Data entries
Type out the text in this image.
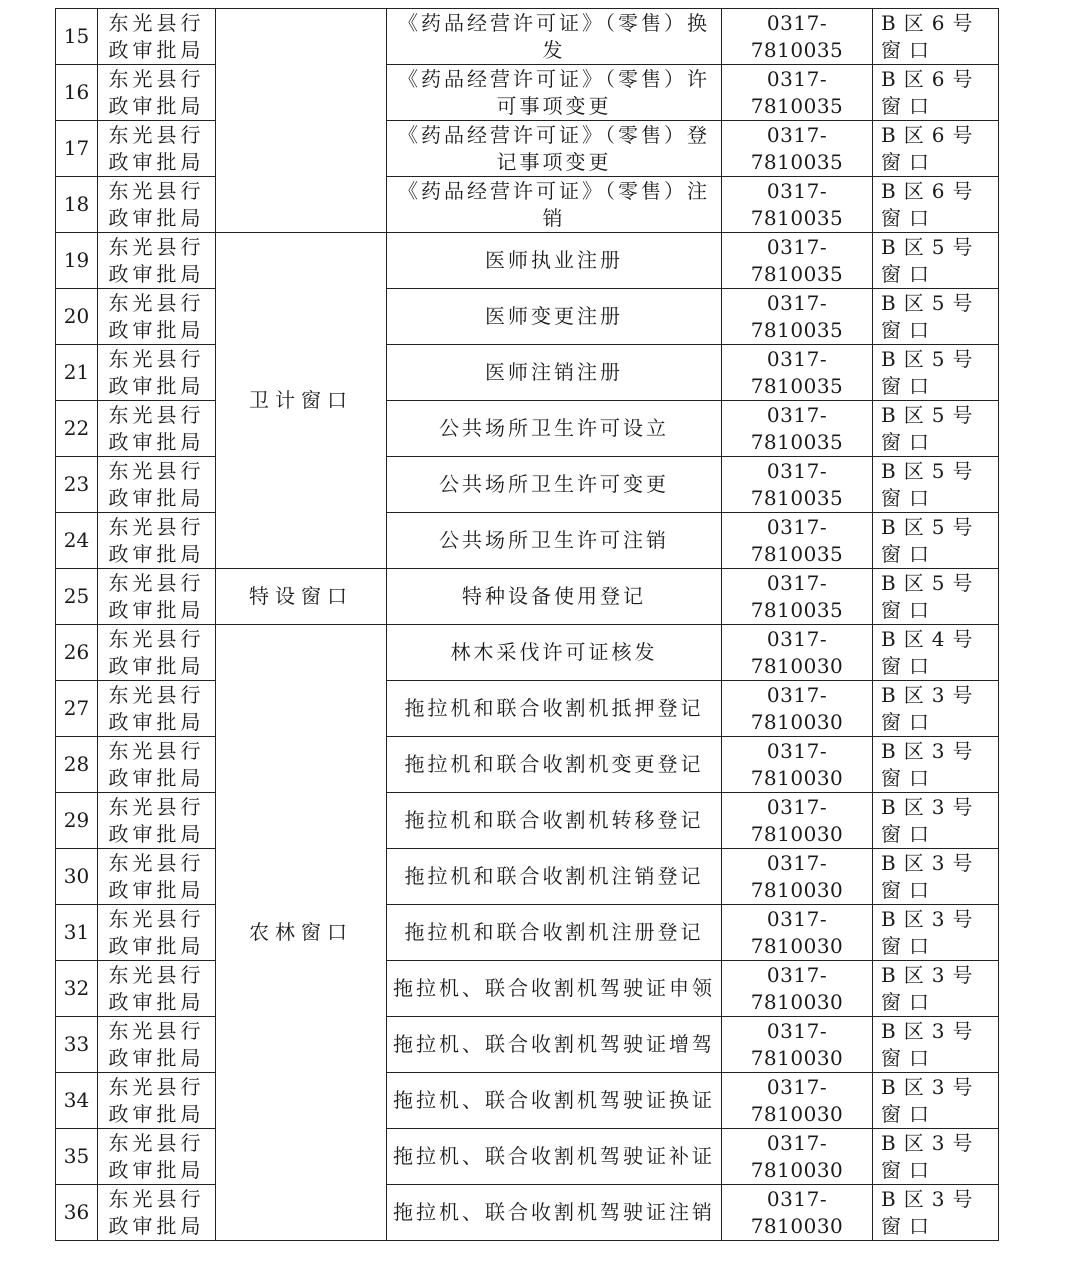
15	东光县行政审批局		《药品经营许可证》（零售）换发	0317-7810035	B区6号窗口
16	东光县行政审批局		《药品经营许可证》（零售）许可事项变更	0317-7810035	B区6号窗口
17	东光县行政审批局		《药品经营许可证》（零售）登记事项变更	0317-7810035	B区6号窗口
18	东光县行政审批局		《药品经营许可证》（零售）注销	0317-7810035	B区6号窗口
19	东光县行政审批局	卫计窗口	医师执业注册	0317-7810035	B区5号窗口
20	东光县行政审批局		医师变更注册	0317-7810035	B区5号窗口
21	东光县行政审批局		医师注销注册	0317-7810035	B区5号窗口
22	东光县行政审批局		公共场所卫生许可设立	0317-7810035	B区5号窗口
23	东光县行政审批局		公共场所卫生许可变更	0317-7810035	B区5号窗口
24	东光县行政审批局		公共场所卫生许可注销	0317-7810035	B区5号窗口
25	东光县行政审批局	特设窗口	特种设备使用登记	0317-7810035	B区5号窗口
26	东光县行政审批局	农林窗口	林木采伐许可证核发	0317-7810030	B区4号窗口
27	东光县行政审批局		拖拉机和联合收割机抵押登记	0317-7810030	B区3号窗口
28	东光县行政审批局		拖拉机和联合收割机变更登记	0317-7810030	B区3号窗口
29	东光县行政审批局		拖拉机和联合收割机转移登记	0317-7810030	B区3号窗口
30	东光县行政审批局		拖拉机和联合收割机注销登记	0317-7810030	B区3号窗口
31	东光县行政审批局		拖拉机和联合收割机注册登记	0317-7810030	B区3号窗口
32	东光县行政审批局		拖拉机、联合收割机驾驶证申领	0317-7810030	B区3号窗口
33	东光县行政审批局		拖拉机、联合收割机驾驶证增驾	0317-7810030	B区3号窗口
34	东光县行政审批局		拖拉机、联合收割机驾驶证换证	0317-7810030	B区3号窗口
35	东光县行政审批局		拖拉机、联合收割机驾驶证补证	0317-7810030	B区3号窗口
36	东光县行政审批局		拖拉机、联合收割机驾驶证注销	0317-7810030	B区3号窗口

* * *

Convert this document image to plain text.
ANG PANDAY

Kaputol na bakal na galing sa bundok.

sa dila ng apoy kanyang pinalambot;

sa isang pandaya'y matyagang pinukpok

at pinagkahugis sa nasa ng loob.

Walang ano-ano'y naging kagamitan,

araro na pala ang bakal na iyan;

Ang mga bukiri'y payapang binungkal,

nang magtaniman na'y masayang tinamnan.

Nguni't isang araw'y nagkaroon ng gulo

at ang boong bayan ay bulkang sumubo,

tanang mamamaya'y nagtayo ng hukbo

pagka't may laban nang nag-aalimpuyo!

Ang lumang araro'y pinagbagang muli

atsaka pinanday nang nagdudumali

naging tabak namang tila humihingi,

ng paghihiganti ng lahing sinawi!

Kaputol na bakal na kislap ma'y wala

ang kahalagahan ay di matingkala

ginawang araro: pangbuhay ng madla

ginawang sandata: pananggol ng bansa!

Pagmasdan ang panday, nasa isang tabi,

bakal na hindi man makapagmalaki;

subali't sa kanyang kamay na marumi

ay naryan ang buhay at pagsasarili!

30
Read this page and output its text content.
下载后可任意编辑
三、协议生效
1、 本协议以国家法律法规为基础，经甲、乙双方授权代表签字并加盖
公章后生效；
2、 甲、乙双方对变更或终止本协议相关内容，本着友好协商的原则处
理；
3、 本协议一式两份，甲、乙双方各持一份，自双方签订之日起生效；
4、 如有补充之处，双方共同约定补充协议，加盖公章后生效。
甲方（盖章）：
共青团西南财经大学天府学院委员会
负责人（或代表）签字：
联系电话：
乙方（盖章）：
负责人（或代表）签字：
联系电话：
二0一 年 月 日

--

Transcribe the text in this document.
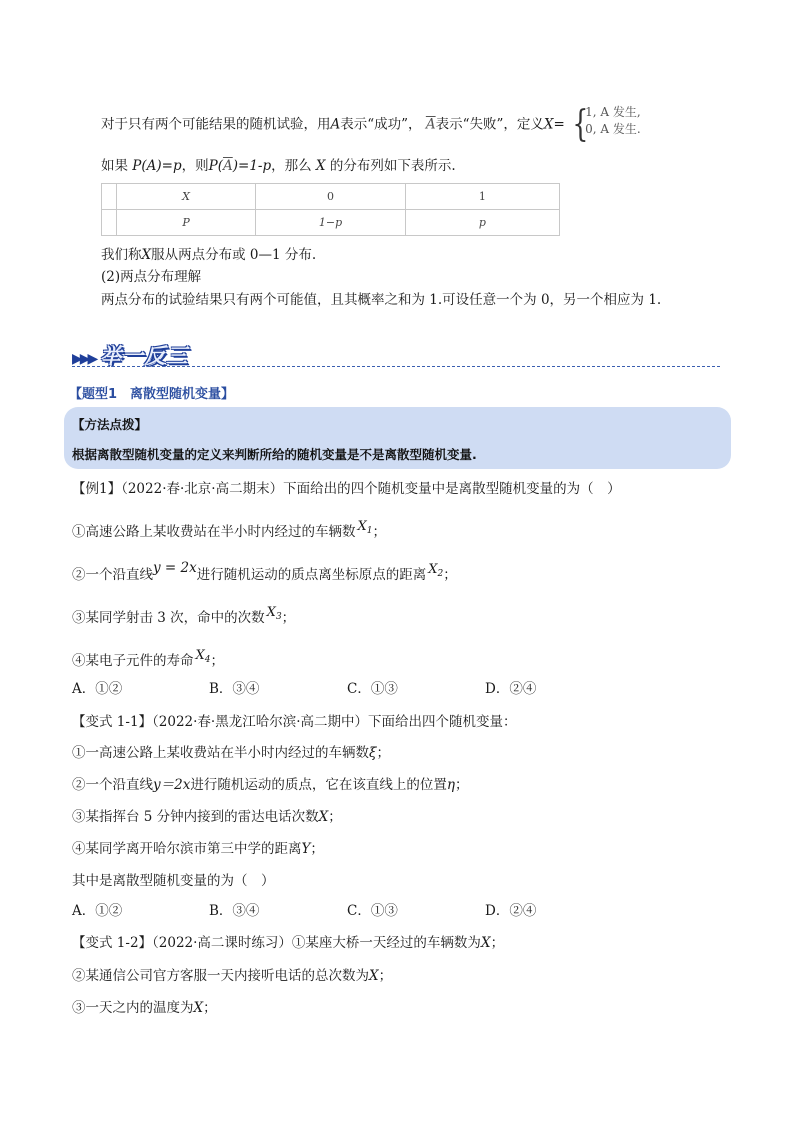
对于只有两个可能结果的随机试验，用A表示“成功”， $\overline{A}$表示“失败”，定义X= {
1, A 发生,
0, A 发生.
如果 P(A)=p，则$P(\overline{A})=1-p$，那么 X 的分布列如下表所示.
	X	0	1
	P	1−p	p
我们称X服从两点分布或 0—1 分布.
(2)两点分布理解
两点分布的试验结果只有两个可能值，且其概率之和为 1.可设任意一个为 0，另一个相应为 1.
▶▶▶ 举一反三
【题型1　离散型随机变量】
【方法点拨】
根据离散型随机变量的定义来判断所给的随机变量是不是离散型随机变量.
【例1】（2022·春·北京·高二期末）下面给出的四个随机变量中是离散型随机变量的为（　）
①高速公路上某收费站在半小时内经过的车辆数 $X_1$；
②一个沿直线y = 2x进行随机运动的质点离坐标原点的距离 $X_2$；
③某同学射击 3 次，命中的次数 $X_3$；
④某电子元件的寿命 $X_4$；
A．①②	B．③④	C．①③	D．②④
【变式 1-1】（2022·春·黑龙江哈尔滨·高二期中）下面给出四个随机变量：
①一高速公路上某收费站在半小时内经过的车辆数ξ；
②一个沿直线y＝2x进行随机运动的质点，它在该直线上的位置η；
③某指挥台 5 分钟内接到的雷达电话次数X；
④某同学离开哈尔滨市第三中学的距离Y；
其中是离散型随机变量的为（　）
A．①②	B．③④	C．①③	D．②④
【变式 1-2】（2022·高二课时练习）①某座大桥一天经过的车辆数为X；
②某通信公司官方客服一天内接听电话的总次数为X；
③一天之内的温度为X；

Aim of the exercise —
Check every line for "naging" and show the ones that have it.

Exercise response —
Walang ano-ano'y naging kagamitan,
naging tabak namang tila humihingi,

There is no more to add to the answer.